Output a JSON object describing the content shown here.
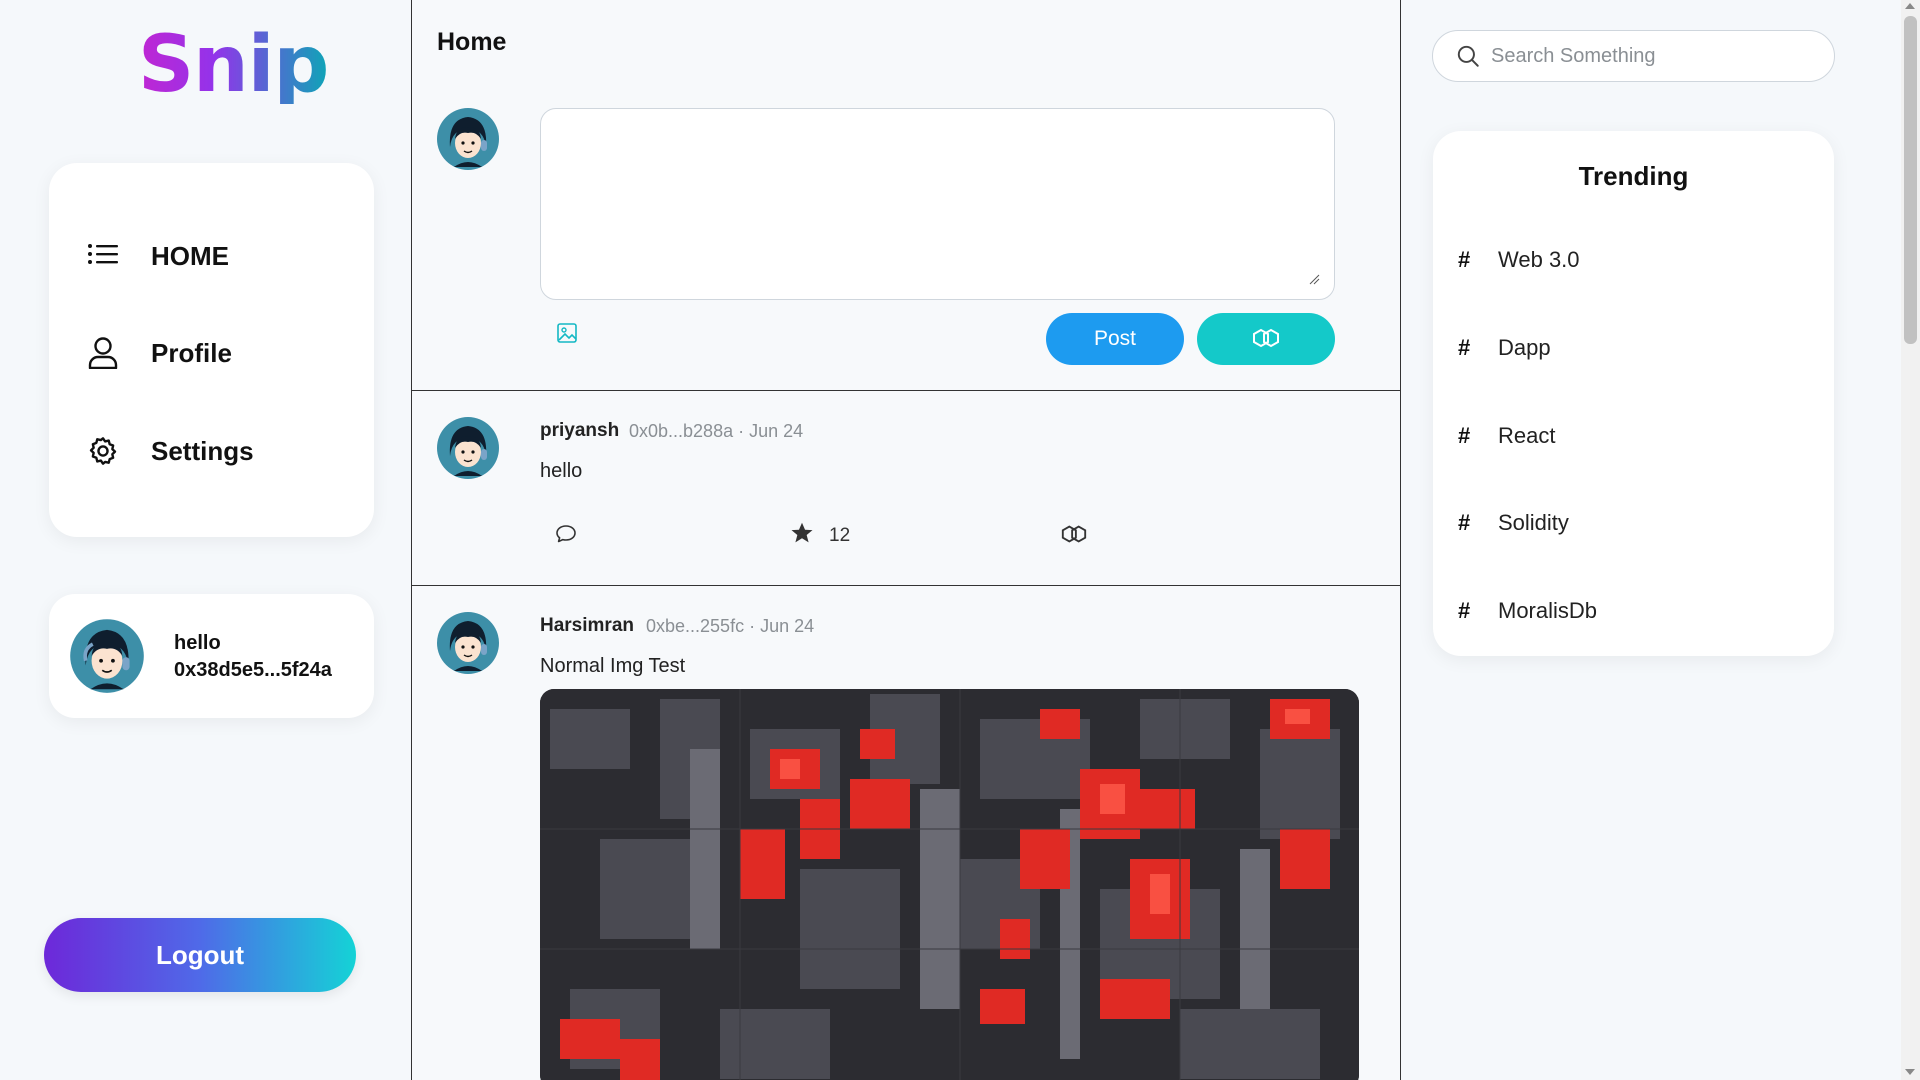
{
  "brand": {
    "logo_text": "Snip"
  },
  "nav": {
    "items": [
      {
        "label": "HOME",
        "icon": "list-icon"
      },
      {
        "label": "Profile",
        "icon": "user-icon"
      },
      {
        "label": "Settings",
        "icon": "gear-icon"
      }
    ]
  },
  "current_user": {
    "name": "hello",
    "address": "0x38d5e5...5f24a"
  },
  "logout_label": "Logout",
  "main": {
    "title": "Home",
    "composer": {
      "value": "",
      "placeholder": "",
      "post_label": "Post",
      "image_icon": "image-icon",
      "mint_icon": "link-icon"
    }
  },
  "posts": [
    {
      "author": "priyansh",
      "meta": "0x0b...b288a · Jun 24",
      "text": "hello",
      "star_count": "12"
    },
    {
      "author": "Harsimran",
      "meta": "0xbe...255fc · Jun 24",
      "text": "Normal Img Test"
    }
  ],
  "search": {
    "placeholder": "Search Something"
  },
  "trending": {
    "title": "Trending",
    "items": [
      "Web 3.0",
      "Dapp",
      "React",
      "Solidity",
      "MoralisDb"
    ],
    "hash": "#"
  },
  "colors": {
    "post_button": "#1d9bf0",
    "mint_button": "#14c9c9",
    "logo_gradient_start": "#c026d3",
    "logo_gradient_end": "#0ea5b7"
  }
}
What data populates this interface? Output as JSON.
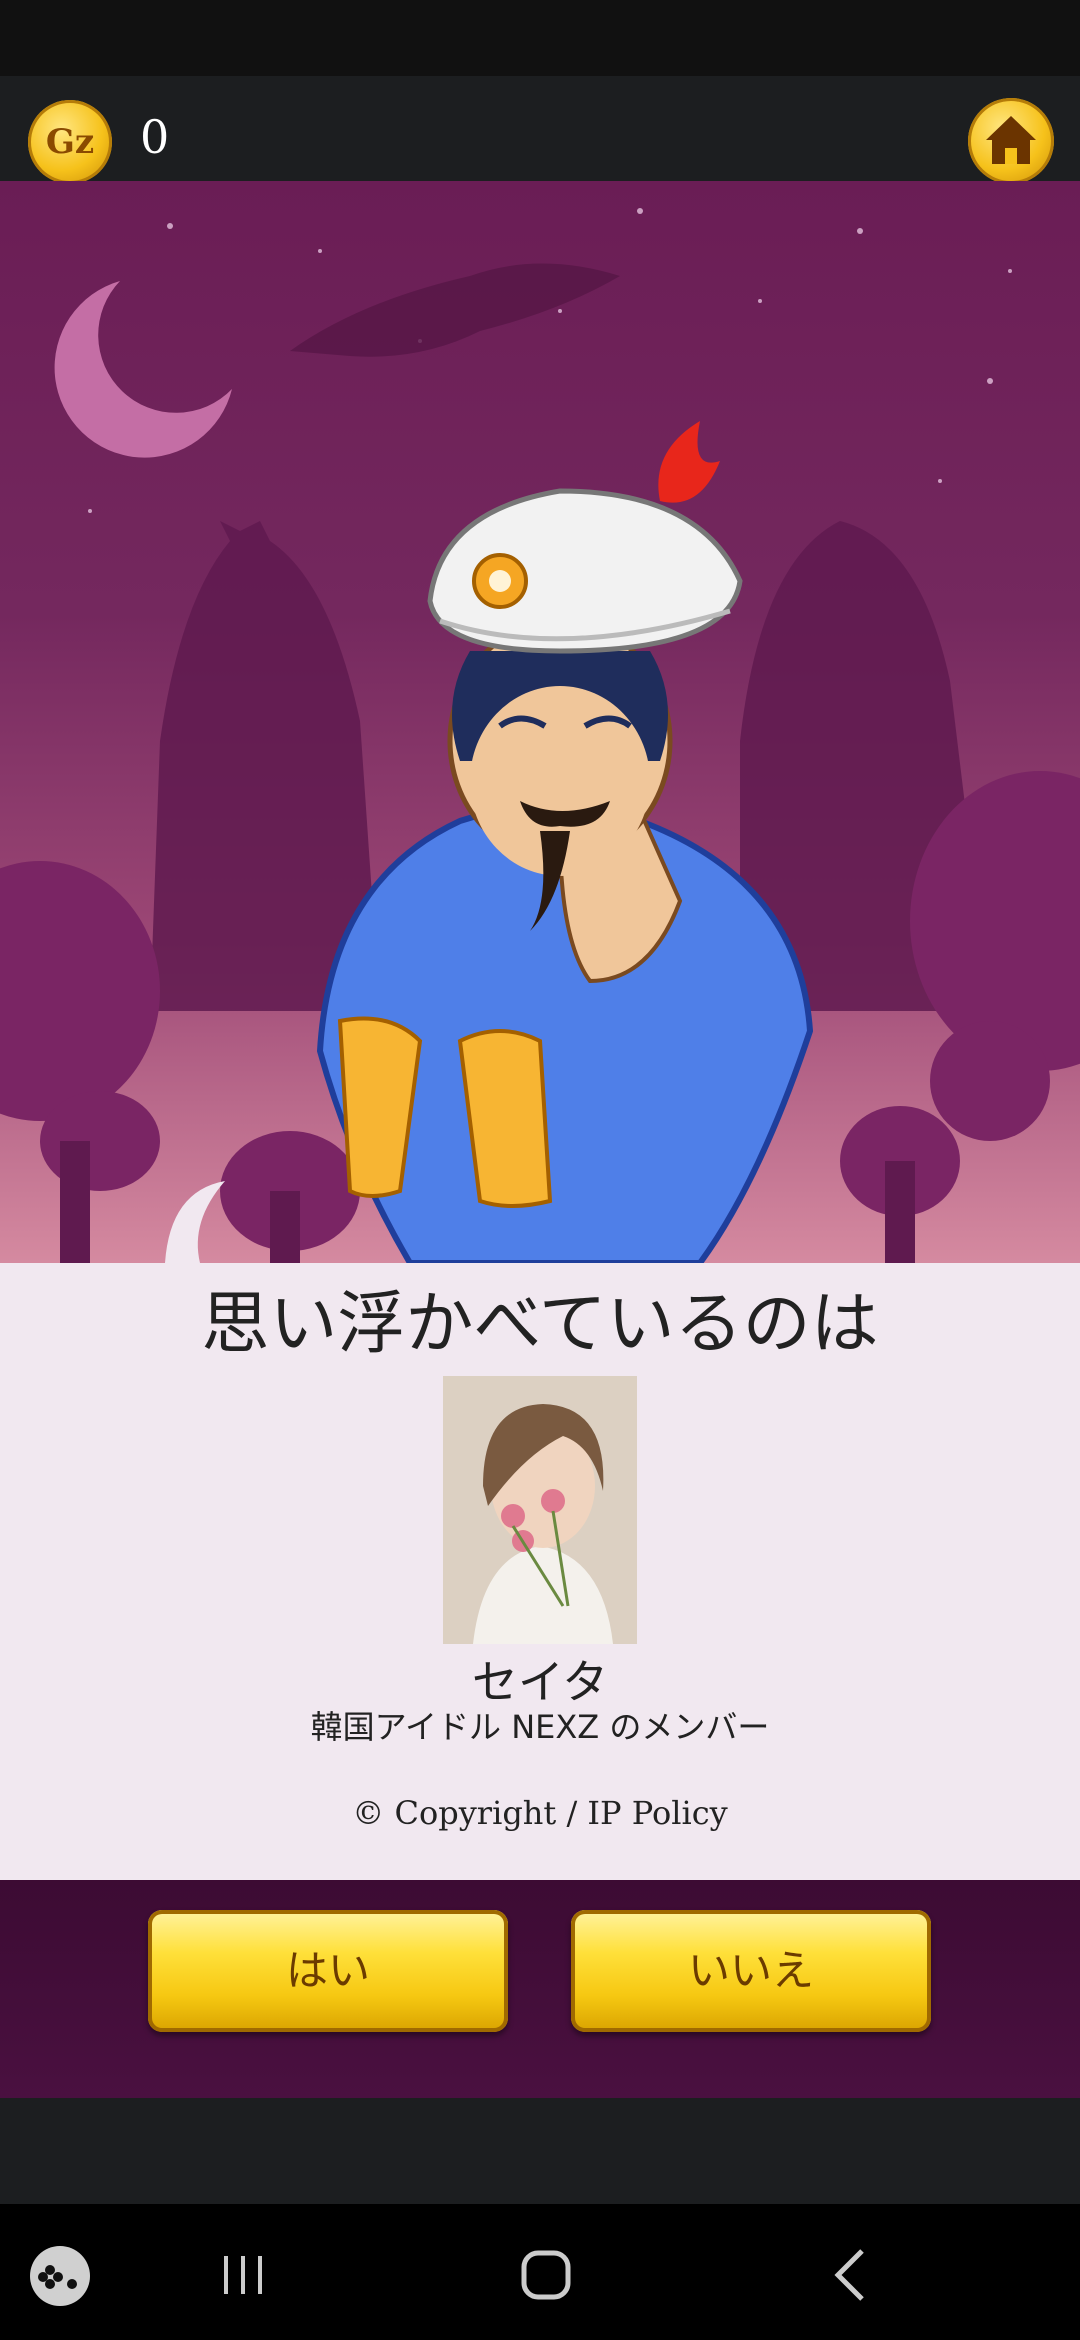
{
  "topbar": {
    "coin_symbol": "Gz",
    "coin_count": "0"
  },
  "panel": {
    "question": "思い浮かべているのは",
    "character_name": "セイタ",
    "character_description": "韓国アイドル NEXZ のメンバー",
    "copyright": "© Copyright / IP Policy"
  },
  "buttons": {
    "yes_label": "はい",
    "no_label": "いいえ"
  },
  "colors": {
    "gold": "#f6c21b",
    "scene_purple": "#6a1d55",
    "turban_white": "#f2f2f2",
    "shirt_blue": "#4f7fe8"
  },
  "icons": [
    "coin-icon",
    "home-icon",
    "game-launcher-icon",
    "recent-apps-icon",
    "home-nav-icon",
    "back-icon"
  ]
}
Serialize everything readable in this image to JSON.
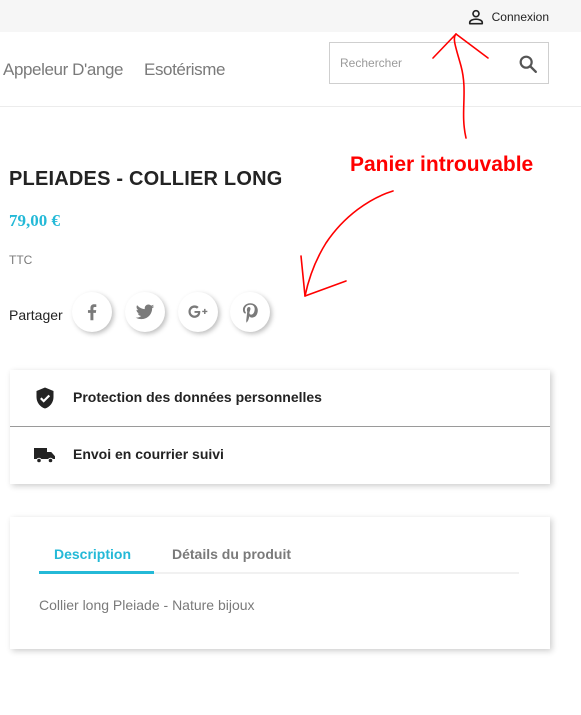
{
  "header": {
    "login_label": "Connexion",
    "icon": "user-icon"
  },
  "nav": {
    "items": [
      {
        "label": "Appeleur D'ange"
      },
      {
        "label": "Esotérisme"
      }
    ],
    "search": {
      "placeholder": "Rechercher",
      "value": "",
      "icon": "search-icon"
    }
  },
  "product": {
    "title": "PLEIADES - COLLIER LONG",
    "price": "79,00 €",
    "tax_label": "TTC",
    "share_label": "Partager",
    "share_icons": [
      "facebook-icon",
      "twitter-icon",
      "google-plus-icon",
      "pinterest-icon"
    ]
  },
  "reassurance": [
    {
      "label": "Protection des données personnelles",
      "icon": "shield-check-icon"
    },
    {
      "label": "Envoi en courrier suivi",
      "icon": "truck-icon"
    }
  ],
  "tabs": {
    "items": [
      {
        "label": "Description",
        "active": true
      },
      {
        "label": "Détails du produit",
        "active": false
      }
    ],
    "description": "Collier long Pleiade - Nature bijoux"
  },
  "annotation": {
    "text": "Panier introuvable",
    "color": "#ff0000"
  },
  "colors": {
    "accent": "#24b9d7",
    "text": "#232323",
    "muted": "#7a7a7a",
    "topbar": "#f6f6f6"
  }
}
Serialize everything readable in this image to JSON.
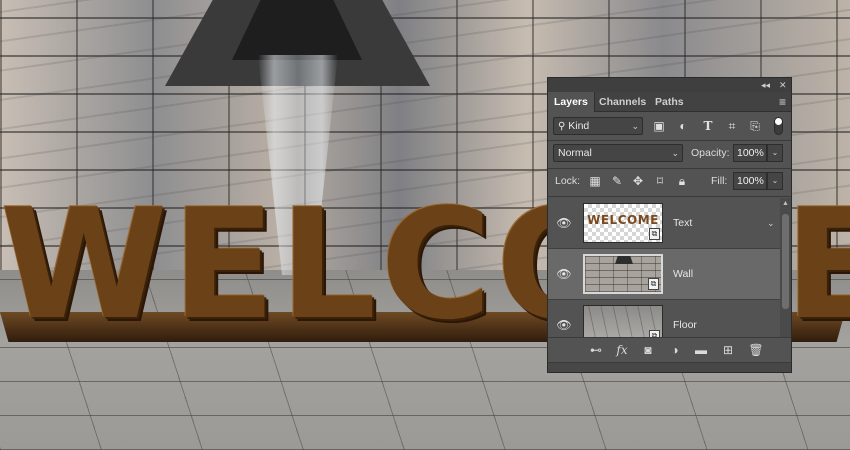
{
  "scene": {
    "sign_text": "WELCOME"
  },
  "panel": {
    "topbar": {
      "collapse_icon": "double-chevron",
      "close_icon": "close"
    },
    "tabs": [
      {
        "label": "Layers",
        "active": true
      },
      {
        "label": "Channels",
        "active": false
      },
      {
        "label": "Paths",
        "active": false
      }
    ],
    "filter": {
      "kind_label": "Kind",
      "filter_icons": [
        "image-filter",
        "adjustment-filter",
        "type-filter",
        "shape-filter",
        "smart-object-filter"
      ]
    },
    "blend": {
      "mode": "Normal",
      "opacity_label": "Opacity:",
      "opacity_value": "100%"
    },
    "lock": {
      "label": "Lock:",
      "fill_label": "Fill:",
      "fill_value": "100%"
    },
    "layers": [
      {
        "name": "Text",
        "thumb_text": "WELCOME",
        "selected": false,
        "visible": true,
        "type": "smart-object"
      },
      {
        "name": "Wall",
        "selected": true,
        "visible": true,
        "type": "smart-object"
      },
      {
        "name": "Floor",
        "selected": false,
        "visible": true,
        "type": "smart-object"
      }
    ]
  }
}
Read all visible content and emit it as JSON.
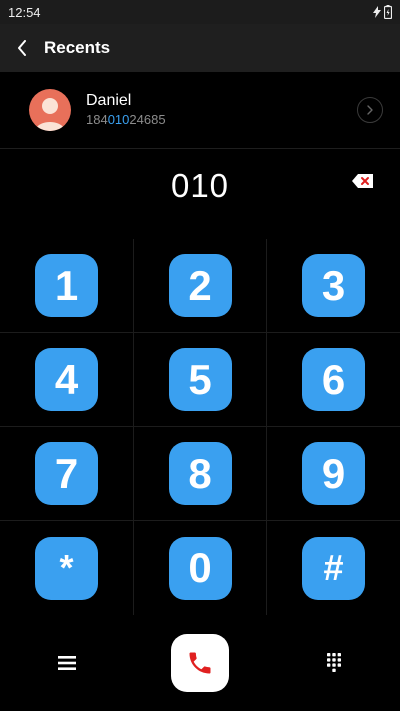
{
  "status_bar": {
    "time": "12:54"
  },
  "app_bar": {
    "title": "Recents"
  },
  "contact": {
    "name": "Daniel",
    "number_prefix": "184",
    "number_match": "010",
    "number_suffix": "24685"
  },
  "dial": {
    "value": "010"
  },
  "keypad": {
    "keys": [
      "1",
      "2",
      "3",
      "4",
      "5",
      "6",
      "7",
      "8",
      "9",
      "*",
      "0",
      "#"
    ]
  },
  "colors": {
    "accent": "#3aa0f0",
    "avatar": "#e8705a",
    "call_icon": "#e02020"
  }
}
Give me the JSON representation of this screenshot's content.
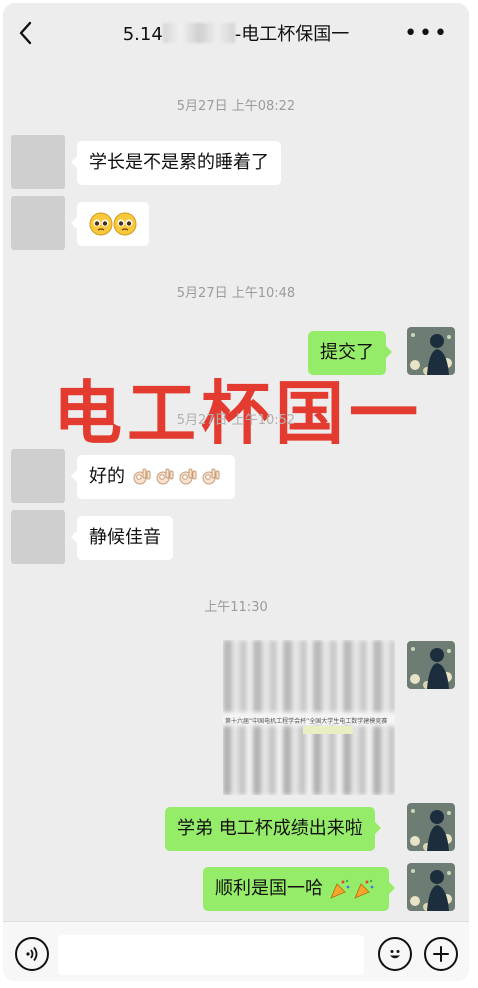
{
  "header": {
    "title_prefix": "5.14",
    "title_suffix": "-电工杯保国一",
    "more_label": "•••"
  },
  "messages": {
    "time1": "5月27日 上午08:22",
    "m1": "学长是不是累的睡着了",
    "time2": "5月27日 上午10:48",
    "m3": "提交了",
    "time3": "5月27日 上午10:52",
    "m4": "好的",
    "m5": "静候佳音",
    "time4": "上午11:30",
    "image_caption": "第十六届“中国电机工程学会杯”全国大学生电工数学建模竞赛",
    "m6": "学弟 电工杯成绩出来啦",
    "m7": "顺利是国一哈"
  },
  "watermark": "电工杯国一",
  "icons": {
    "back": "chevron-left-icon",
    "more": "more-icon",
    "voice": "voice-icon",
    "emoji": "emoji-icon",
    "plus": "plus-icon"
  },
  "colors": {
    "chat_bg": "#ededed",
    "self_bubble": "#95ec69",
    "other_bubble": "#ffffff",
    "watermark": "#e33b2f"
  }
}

■ ■ ■ ■

REQUIRED WORK: Write out all the entries word for word, but skip any images.

RESULT OF THE EXERCISE:
Output a JSON object describing the content shown here.
{
  "brand": {
    "logo_text": "Snip"
  },
  "nav": {
    "items": [
      {
        "label": "HOME",
        "icon": "list-icon"
      },
      {
        "label": "Profile",
        "icon": "user-icon"
      },
      {
        "label": "Settings",
        "icon": "gear-icon"
      }
    ]
  },
  "current_user": {
    "name": "hello",
    "address": "0x38d5e5...5f24a"
  },
  "logout_label": "Logout",
  "main": {
    "title": "Home",
    "composer": {
      "value": "",
      "placeholder": "",
      "post_label": "Post",
      "image_icon": "image-icon",
      "mint_icon": "link-icon"
    }
  },
  "posts": [
    {
      "author": "priyansh",
      "meta": "0x0b...b288a · Jun 24",
      "text": "hello",
      "star_count": "12"
    },
    {
      "author": "Harsimran",
      "meta": "0xbe...255fc · Jun 24",
      "text": "Normal Img Test"
    }
  ],
  "search": {
    "placeholder": "Search Something"
  },
  "trending": {
    "title": "Trending",
    "items": [
      "Web 3.0",
      "Dapp",
      "React",
      "Solidity",
      "MoralisDb"
    ],
    "hash": "#"
  },
  "colors": {
    "post_button": "#1d9bf0",
    "mint_button": "#14c9c9",
    "logo_gradient_start": "#c026d3",
    "logo_gradient_end": "#0ea5b7"
  }
}
What data populates this interface? Output as JSON.
{
  "topbar": {
    "coin_symbol": "Gz",
    "coin_count": "0"
  },
  "panel": {
    "question": "思い浮かべているのは",
    "character_name": "セイタ",
    "character_description": "韓国アイドル NEXZ のメンバー",
    "copyright": "© Copyright / IP Policy"
  },
  "buttons": {
    "yes_label": "はい",
    "no_label": "いいえ"
  },
  "colors": {
    "gold": "#f6c21b",
    "scene_purple": "#6a1d55",
    "turban_white": "#f2f2f2",
    "shirt_blue": "#4f7fe8"
  },
  "icons": [
    "coin-icon",
    "home-icon",
    "game-launcher-icon",
    "recent-apps-icon",
    "home-nav-icon",
    "back-icon"
  ]
}
Serialize everything readable in this image to JSON.
{
  "header": {
    "login_label": "Connexion",
    "icon": "user-icon"
  },
  "nav": {
    "items": [
      {
        "label": "Appeleur D'ange"
      },
      {
        "label": "Esotérisme"
      }
    ],
    "search": {
      "placeholder": "Rechercher",
      "value": "",
      "icon": "search-icon"
    }
  },
  "product": {
    "title": "PLEIADES - COLLIER LONG",
    "price": "79,00 €",
    "tax_label": "TTC",
    "share_label": "Partager",
    "share_icons": [
      "facebook-icon",
      "twitter-icon",
      "google-plus-icon",
      "pinterest-icon"
    ]
  },
  "reassurance": [
    {
      "label": "Protection des données personnelles",
      "icon": "shield-check-icon"
    },
    {
      "label": "Envoi en courrier suivi",
      "icon": "truck-icon"
    }
  ],
  "tabs": {
    "items": [
      {
        "label": "Description",
        "active": true
      },
      {
        "label": "Détails du produit",
        "active": false
      }
    ],
    "description": "Collier long Pleiade - Nature bijoux"
  },
  "annotation": {
    "text": "Panier introuvable",
    "color": "#ff0000"
  },
  "colors": {
    "accent": "#24b9d7",
    "text": "#232323",
    "muted": "#7a7a7a",
    "topbar": "#f6f6f6"
  }
}
Serialize everything readable in this image to JSON.
{
  "scene": {
    "sign_text": "WELCOME"
  },
  "panel": {
    "topbar": {
      "collapse_icon": "double-chevron",
      "close_icon": "close"
    },
    "tabs": [
      {
        "label": "Layers",
        "active": true
      },
      {
        "label": "Channels",
        "active": false
      },
      {
        "label": "Paths",
        "active": false
      }
    ],
    "filter": {
      "kind_label": "Kind",
      "filter_icons": [
        "image-filter",
        "adjustment-filter",
        "type-filter",
        "shape-filter",
        "smart-object-filter"
      ]
    },
    "blend": {
      "mode": "Normal",
      "opacity_label": "Opacity:",
      "opacity_value": "100%"
    },
    "lock": {
      "label": "Lock:",
      "fill_label": "Fill:",
      "fill_value": "100%"
    },
    "layers": [
      {
        "name": "Text",
        "thumb_text": "WELCOME",
        "selected": false,
        "visible": true,
        "type": "smart-object"
      },
      {
        "name": "Wall",
        "selected": true,
        "visible": true,
        "type": "smart-object"
      },
      {
        "name": "Floor",
        "selected": false,
        "visible": true,
        "type": "smart-object"
      }
    ]
  }
}
Read all visible content and emit it as JSON.
{
  "status_bar": {
    "time": "12:54"
  },
  "app_bar": {
    "title": "Recents"
  },
  "contact": {
    "name": "Daniel",
    "number_prefix": "184",
    "number_match": "010",
    "number_suffix": "24685"
  },
  "dial": {
    "value": "010"
  },
  "keypad": {
    "keys": [
      "1",
      "2",
      "3",
      "4",
      "5",
      "6",
      "7",
      "8",
      "9",
      "*",
      "0",
      "#"
    ]
  },
  "colors": {
    "accent": "#3aa0f0",
    "avatar": "#e8705a",
    "call_icon": "#e02020"
  }
}
Give me the JSON representation of this screenshot's content.
{
  "header": {
    "title_prefix": "5.14",
    "title_suffix": "-电工杯保国一",
    "more_label": "•••"
  },
  "messages": {
    "time1": "5月27日 上午08:22",
    "m1": "学长是不是累的睡着了",
    "time2": "5月27日 上午10:48",
    "m3": "提交了",
    "time3": "5月27日 上午10:52",
    "m4": "好的",
    "m5": "静候佳音",
    "time4": "上午11:30",
    "image_caption": "第十六届“中国电机工程学会杯”全国大学生电工数学建模竞赛",
    "m6": "学弟 电工杯成绩出来啦",
    "m7": "顺利是国一哈"
  },
  "watermark": "电工杯国一",
  "icons": {
    "back": "chevron-left-icon",
    "more": "more-icon",
    "voice": "voice-icon",
    "emoji": "emoji-icon",
    "plus": "plus-icon"
  },
  "colors": {
    "chat_bg": "#ededed",
    "self_bubble": "#95ec69",
    "other_bubble": "#ffffff",
    "watermark": "#e33b2f"
  }
}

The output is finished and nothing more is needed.